-------- Dataset extract

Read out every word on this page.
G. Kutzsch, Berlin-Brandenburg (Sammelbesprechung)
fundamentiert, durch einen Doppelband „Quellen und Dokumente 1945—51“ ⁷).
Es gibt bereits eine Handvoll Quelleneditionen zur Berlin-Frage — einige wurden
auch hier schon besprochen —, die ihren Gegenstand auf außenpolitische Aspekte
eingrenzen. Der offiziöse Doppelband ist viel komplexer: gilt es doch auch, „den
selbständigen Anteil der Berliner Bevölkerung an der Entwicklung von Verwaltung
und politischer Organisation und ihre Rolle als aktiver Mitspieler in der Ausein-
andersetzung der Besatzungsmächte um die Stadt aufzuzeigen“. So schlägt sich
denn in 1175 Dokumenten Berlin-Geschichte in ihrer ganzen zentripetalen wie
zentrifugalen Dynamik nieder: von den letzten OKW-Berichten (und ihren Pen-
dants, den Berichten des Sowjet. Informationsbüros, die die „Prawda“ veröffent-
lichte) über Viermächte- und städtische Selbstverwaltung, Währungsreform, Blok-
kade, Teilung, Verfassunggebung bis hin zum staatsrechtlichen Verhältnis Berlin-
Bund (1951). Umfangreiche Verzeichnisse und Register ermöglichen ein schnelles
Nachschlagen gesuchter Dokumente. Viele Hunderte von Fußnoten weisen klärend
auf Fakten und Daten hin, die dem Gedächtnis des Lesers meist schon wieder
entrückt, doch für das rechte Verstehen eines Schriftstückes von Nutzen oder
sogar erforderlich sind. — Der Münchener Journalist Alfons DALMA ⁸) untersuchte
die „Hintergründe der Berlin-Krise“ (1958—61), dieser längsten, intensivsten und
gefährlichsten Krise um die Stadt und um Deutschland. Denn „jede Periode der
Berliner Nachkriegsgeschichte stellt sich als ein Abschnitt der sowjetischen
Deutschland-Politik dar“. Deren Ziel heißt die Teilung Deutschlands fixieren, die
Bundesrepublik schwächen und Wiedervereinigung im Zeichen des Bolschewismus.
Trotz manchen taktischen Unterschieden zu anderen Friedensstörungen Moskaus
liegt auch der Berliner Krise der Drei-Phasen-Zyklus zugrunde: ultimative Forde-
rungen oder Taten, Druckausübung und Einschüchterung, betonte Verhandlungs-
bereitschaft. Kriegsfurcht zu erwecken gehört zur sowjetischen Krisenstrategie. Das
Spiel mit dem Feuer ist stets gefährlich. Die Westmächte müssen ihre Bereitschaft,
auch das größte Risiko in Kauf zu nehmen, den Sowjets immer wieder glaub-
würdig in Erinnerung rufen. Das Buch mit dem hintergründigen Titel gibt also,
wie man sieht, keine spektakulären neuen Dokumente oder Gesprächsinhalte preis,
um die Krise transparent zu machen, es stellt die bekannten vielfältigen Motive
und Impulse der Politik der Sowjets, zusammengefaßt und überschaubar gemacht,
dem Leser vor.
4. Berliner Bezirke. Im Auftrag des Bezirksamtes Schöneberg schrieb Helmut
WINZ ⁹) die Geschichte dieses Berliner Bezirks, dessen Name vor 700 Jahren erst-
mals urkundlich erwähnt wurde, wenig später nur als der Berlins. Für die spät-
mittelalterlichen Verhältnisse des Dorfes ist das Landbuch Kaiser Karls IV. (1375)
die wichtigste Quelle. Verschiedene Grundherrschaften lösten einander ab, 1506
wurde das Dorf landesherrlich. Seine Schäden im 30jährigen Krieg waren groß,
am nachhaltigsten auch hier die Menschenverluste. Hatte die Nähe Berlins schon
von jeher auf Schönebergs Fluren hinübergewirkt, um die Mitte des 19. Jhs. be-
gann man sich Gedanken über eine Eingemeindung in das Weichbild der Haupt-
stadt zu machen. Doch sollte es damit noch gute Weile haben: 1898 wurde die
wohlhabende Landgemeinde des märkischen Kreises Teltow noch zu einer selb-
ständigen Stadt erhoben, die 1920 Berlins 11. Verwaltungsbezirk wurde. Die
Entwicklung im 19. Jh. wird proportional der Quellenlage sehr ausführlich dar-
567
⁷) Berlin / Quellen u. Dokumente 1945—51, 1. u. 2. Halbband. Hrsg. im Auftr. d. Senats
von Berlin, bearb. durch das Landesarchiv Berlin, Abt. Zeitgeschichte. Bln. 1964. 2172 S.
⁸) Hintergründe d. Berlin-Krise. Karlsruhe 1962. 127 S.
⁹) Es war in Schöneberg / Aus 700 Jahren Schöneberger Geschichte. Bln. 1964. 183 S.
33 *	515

----------------

Requirements:
Reproduce the full listing above, character for character.

Solution to the exercise:
Read out every word on this page.
G. Kutzsch, Berlin-Brandenburg (Sammelbesprechung)
fundamentiert, durch einen Doppelband „Quellen und Dokumente 1945—51“ ⁷).
Es gibt bereits eine Handvoll Quelleneditionen zur Berlin-Frage — einige wurden
auch hier schon besprochen —, die ihren Gegenstand auf außenpolitische Aspekte
eingrenzen. Der offiziöse Doppelband ist viel komplexer: gilt es doch auch, „den
selbständigen Anteil der Berliner Bevölkerung an der Entwicklung von Verwaltung
und politischer Organisation und ihre Rolle als aktiver Mitspieler in der Ausein-
andersetzung der Besatzungsmächte um die Stadt aufzuzeigen“. So schlägt sich
denn in 1175 Dokumenten Berlin-Geschichte in ihrer ganzen zentripetalen wie
zentrifugalen Dynamik nieder: von den letzten OKW-Berichten (und ihren Pen-
dants, den Berichten des Sowjet. Informationsbüros, die die „Prawda“ veröffent-
lichte) über Viermächte- und städtische Selbstverwaltung, Währungsreform, Blok-
kade, Teilung, Verfassunggebung bis hin zum staatsrechtlichen Verhältnis Berlin-
Bund (1951). Umfangreiche Verzeichnisse und Register ermöglichen ein schnelles
Nachschlagen gesuchter Dokumente. Viele Hunderte von Fußnoten weisen klärend
auf Fakten und Daten hin, die dem Gedächtnis des Lesers meist schon wieder
entrückt, doch für das rechte Verstehen eines Schriftstückes von Nutzen oder
sogar erforderlich sind. — Der Münchener Journalist Alfons DALMA ⁸) untersuchte
die „Hintergründe der Berlin-Krise“ (1958—61), dieser längsten, intensivsten und
gefährlichsten Krise um die Stadt und um Deutschland. Denn „jede Periode der
Berliner Nachkriegsgeschichte stellt sich als ein Abschnitt der sowjetischen
Deutschland-Politik dar“. Deren Ziel heißt die Teilung Deutschlands fixieren, die
Bundesrepublik schwächen und Wiedervereinigung im Zeichen des Bolschewismus.
Trotz manchen taktischen Unterschieden zu anderen Friedensstörungen Moskaus
liegt auch der Berliner Krise der Drei-Phasen-Zyklus zugrunde: ultimative Forde-
rungen oder Taten, Druckausübung und Einschüchterung, betonte Verhandlungs-
bereitschaft. Kriegsfurcht zu erwecken gehört zur sowjetischen Krisenstrategie. Das
Spiel mit dem Feuer ist stets gefährlich. Die Westmächte müssen ihre Bereitschaft,
auch das größte Risiko in Kauf zu nehmen, den Sowjets immer wieder glaub-
würdig in Erinnerung rufen. Das Buch mit dem hintergründigen Titel gibt also,
wie man sieht, keine spektakulären neuen Dokumente oder Gesprächsinhalte preis,
um die Krise transparent zu machen, es stellt die bekannten vielfältigen Motive
und Impulse der Politik der Sowjets, zusammengefaßt und überschaubar gemacht,
dem Leser vor.
4. Berliner Bezirke. Im Auftrag des Bezirksamtes Schöneberg schrieb Helmut
WINZ ⁹) die Geschichte dieses Berliner Bezirks, dessen Name vor 700 Jahren erst-
mals urkundlich erwähnt wurde, wenig später nur als der Berlins. Für die spät-
mittelalterlichen Verhältnisse des Dorfes ist das Landbuch Kaiser Karls IV. (1375)
die wichtigste Quelle. Verschiedene Grundherrschaften lösten einander ab, 1506
wurde das Dorf landesherrlich. Seine Schäden im 30jährigen Krieg waren groß,
am nachhaltigsten auch hier die Menschenverluste. Hatte die Nähe Berlins schon
von jeher auf Schönebergs Fluren hinübergewirkt, um die Mitte des 19. Jhs. be-
gann man sich Gedanken über eine Eingemeindung in das Weichbild der Haupt-
stadt zu machen. Doch sollte es damit noch gute Weile haben: 1898 wurde die
wohlhabende Landgemeinde des märkischen Kreises Teltow noch zu einer selb-
ständigen Stadt erhoben, die 1920 Berlins 11. Verwaltungsbezirk wurde. Die
Entwicklung im 19. Jh. wird proportional der Quellenlage sehr ausführlich dar-
567
⁷) Berlin / Quellen u. Dokumente 1945—51, 1. u. 2. Halbband. Hrsg. im Auftr. d. Senats
von Berlin, bearb. durch das Landesarchiv Berlin, Abt. Zeitgeschichte. Bln. 1964. 2172 S.
⁸) Hintergründe d. Berlin-Krise. Karlsruhe 1962. 127 S.
⁹) Es war in Schöneberg / Aus 700 Jahren Schöneberger Geschichte. Bln. 1964. 183 S.
33 *	515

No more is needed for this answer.